---------- PROVIDED ENTRIES
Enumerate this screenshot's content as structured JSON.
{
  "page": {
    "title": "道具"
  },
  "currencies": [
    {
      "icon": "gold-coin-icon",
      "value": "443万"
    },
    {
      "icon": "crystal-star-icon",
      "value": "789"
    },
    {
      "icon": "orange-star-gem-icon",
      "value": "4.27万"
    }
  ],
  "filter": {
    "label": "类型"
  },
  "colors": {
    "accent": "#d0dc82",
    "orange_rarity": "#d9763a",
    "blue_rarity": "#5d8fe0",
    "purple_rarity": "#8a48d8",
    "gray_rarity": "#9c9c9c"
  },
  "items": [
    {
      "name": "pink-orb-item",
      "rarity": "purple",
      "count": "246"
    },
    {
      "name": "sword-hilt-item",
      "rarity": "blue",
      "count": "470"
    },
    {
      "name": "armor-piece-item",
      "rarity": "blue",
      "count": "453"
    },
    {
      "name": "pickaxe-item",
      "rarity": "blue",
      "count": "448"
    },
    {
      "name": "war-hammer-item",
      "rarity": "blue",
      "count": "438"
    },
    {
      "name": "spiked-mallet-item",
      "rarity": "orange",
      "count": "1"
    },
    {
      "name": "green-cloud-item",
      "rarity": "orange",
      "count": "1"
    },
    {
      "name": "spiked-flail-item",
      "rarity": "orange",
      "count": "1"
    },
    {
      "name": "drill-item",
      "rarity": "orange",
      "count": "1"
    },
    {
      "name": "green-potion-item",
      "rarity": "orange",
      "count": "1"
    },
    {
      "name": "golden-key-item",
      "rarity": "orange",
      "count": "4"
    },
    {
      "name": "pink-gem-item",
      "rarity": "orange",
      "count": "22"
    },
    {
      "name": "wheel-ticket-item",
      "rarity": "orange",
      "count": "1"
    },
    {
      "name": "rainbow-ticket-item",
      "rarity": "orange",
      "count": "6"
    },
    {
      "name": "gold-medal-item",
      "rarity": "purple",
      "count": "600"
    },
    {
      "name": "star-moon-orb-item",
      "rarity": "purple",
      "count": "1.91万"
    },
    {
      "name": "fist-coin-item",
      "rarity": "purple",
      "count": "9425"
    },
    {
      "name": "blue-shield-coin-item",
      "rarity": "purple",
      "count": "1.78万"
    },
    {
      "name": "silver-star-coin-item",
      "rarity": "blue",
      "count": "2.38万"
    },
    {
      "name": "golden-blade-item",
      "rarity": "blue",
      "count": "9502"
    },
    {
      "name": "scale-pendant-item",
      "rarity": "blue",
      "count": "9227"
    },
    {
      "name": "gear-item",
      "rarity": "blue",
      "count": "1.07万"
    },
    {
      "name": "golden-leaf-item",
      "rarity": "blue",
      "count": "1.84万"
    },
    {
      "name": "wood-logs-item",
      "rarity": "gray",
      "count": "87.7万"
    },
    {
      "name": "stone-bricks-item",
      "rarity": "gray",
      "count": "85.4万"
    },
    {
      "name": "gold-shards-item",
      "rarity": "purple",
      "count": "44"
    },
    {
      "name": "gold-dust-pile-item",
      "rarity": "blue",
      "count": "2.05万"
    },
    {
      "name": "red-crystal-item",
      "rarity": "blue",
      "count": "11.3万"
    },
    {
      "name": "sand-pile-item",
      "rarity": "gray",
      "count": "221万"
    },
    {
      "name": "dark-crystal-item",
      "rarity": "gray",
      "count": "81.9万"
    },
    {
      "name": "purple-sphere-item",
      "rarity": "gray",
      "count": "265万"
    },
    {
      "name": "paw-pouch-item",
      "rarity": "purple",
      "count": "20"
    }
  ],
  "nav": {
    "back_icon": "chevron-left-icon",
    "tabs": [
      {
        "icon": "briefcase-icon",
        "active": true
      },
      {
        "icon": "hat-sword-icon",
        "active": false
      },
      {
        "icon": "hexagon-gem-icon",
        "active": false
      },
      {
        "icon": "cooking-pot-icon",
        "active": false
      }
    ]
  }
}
--------------------
## [INSTRUCTIONS FOR THE TASK]
Your answer should be one number: how many lines in the material above contain the string "sword".

## [REPLY TO THE TASK]
2